____ Records provided

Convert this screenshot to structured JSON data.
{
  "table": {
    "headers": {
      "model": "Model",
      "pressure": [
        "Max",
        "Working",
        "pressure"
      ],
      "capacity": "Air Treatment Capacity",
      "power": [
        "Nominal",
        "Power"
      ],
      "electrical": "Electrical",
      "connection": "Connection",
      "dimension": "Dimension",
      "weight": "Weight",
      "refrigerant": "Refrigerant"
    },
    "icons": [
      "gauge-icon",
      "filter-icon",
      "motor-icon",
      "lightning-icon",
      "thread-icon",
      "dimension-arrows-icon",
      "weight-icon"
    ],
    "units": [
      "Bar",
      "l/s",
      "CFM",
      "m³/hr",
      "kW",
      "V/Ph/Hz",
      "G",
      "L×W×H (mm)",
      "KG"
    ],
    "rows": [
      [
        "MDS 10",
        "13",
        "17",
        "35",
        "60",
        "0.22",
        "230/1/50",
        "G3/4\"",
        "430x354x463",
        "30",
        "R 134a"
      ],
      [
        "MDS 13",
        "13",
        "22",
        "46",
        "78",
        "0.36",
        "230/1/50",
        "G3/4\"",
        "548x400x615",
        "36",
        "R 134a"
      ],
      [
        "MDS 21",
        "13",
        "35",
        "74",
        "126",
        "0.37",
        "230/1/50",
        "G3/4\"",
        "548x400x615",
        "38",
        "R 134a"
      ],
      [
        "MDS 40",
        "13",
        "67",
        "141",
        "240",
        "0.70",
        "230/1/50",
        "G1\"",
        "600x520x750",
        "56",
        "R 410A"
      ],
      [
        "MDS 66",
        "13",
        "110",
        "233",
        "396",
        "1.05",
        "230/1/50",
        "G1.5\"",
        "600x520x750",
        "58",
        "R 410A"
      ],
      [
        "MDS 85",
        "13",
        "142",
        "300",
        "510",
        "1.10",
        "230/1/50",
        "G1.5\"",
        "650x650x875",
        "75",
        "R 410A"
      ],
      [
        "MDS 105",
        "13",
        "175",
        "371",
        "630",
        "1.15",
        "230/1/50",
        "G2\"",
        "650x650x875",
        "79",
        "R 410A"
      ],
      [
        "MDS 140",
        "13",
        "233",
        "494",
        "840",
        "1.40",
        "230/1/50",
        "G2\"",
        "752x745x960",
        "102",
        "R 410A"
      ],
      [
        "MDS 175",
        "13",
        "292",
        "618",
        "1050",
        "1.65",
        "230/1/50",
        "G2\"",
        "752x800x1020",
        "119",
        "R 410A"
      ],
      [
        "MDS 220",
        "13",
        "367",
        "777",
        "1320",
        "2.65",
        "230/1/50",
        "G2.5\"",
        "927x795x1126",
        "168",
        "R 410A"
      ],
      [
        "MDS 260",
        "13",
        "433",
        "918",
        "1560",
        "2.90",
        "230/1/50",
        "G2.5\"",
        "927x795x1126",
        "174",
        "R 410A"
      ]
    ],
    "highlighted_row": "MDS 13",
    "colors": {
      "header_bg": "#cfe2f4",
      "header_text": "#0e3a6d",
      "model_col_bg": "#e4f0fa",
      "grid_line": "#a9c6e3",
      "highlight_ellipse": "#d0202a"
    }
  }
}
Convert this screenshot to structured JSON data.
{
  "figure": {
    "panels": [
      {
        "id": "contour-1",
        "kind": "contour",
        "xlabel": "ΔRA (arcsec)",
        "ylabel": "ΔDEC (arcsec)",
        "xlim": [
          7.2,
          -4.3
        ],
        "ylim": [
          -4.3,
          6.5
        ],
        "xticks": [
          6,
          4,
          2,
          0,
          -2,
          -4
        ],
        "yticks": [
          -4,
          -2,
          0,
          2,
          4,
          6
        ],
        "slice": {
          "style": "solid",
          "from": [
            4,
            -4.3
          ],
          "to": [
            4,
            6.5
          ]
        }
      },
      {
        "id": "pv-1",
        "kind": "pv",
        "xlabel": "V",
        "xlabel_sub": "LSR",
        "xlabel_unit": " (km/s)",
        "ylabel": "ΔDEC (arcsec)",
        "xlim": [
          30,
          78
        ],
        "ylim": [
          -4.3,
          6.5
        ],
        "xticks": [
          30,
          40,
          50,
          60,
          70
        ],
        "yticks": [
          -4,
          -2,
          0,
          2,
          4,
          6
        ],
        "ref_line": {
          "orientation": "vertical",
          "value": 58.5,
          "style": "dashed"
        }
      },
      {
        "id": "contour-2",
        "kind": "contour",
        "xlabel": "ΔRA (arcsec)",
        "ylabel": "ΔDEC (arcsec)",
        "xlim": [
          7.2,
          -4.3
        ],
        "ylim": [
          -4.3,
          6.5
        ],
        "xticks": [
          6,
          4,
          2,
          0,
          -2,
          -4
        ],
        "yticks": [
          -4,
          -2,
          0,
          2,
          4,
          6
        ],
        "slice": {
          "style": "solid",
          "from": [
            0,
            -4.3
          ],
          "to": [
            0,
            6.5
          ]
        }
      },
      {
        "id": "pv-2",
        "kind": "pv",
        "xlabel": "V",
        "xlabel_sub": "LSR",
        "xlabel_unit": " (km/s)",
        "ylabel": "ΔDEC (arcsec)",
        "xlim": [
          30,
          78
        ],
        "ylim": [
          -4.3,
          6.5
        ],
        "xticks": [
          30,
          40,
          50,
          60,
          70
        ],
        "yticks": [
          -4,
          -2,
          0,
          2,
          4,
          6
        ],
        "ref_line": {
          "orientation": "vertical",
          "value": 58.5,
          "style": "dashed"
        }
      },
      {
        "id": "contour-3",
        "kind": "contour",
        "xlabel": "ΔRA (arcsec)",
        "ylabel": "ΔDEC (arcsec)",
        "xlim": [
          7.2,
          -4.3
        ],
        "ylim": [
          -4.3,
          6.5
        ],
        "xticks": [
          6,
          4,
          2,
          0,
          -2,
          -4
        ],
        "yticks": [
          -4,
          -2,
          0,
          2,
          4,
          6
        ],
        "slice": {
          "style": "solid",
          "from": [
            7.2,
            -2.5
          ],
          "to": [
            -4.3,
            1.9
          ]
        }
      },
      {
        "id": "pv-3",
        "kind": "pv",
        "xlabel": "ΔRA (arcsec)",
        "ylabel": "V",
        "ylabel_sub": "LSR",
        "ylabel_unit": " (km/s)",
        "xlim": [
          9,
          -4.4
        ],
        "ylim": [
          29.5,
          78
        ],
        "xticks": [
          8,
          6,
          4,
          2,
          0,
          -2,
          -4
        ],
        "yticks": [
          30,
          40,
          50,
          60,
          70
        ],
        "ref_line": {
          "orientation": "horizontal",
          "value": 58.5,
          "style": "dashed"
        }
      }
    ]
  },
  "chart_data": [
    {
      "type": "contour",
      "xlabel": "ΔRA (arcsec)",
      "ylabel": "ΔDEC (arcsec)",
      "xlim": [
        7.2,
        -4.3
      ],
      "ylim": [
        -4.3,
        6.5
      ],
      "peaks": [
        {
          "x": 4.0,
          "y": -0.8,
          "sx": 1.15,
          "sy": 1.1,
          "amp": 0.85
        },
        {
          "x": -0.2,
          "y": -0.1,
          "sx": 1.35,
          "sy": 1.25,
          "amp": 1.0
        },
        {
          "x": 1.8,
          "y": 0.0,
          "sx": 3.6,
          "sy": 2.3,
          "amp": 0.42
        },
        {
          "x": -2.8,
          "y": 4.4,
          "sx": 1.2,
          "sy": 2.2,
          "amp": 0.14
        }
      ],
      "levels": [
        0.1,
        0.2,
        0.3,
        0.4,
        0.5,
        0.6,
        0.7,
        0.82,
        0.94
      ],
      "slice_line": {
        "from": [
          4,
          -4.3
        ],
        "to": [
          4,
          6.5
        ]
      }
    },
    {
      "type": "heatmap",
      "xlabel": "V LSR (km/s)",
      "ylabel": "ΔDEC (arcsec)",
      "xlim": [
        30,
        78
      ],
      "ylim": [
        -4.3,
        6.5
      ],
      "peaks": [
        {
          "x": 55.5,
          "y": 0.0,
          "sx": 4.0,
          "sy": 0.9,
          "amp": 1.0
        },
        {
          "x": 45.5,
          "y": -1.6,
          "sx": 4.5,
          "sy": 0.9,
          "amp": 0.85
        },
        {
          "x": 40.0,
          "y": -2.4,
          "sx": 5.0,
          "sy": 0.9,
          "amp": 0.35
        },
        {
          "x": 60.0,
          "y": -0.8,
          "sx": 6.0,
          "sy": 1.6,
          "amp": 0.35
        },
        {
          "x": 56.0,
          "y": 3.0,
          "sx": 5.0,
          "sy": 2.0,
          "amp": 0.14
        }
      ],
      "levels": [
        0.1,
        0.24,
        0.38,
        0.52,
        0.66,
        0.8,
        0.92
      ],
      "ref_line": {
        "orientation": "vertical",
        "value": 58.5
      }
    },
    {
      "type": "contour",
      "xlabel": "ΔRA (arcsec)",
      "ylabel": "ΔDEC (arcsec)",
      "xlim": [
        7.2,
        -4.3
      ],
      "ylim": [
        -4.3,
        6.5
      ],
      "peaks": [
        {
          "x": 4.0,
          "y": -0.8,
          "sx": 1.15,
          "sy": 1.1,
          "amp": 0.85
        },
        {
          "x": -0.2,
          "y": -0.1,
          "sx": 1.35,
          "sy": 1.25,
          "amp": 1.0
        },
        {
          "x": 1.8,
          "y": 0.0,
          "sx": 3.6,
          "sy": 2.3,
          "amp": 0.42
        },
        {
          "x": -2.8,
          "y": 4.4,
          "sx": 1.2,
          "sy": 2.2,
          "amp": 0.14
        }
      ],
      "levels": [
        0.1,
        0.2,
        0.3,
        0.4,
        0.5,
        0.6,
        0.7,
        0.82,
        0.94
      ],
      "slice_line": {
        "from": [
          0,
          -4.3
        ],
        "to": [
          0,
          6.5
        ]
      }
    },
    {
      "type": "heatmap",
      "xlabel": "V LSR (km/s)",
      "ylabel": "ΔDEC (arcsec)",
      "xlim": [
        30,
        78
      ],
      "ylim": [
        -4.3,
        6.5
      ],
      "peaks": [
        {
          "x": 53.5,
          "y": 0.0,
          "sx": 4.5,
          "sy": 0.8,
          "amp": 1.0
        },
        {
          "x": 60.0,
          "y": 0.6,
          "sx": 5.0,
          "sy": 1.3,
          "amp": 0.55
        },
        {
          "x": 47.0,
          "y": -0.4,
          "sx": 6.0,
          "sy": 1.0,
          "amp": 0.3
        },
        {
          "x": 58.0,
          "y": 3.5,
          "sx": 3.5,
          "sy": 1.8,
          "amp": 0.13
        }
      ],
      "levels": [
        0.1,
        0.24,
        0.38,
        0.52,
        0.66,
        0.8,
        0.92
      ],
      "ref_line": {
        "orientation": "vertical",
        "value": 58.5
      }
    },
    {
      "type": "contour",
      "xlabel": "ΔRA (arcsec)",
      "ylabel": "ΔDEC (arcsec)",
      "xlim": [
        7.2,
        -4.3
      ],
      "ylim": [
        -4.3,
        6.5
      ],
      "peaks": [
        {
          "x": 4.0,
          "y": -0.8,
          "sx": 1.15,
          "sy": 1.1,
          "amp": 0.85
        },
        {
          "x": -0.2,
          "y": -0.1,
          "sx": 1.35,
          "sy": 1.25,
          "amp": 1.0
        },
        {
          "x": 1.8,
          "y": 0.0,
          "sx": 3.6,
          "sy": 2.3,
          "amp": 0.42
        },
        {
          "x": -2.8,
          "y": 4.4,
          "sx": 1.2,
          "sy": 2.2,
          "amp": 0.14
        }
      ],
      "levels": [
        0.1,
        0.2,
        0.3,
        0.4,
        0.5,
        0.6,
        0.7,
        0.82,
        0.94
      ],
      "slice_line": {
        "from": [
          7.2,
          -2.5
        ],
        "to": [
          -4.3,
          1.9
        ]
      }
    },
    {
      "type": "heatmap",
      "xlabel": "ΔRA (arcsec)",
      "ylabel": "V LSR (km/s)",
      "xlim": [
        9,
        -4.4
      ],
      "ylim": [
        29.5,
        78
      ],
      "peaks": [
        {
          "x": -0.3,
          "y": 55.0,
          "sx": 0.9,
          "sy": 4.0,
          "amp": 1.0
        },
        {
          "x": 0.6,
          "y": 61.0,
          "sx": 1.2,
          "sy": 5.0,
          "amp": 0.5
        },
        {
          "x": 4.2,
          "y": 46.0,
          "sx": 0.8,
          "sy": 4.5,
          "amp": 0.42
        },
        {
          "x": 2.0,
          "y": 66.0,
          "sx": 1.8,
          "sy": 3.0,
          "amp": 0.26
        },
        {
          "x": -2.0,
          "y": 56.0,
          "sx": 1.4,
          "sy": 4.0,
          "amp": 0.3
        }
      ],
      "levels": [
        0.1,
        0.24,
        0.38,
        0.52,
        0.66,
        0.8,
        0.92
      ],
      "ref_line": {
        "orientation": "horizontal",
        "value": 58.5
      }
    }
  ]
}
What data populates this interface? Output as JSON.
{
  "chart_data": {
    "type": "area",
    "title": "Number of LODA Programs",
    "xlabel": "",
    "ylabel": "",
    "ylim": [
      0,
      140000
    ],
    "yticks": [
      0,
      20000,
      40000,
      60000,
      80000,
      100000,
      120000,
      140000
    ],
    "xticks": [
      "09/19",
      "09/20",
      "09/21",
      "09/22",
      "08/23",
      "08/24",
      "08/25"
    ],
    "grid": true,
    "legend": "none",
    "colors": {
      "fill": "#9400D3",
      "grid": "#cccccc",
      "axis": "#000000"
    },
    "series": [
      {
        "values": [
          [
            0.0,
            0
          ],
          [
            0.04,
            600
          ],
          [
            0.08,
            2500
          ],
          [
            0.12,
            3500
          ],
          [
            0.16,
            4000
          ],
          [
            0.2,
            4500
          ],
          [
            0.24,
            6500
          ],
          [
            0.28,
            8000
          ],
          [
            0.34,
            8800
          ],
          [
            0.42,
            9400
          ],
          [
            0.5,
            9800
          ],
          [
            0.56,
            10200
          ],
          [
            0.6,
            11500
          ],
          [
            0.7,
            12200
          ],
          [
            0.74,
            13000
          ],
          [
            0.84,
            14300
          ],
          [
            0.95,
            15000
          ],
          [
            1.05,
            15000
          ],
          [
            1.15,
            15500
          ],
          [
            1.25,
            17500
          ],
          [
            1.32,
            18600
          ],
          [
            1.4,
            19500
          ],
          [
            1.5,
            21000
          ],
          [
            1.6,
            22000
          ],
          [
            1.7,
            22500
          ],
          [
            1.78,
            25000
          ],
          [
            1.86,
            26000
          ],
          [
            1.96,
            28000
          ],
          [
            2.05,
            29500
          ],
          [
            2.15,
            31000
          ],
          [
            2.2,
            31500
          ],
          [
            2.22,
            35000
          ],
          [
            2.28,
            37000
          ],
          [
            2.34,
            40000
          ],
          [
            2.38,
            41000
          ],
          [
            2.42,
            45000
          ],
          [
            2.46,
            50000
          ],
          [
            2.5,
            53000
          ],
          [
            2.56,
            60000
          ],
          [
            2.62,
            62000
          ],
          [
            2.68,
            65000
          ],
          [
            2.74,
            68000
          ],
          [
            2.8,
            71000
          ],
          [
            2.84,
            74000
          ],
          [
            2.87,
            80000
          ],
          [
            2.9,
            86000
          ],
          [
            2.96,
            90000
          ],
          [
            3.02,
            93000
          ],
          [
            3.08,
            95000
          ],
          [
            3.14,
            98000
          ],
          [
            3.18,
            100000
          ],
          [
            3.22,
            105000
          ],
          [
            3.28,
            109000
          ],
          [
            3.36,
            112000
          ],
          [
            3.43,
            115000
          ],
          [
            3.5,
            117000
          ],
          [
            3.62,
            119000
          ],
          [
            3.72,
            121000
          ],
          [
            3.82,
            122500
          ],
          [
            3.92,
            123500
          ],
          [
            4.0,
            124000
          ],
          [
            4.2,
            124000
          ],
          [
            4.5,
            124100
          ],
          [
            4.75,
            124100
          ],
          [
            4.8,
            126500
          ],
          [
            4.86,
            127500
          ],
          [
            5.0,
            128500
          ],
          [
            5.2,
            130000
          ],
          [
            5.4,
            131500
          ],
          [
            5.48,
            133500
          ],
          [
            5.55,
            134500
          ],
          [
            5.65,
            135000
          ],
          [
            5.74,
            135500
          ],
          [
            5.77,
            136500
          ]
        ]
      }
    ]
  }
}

________

* Task requirements: For the data above, state how many lines contain "dimension"; the number is the whole answer.

* Expected answer: 2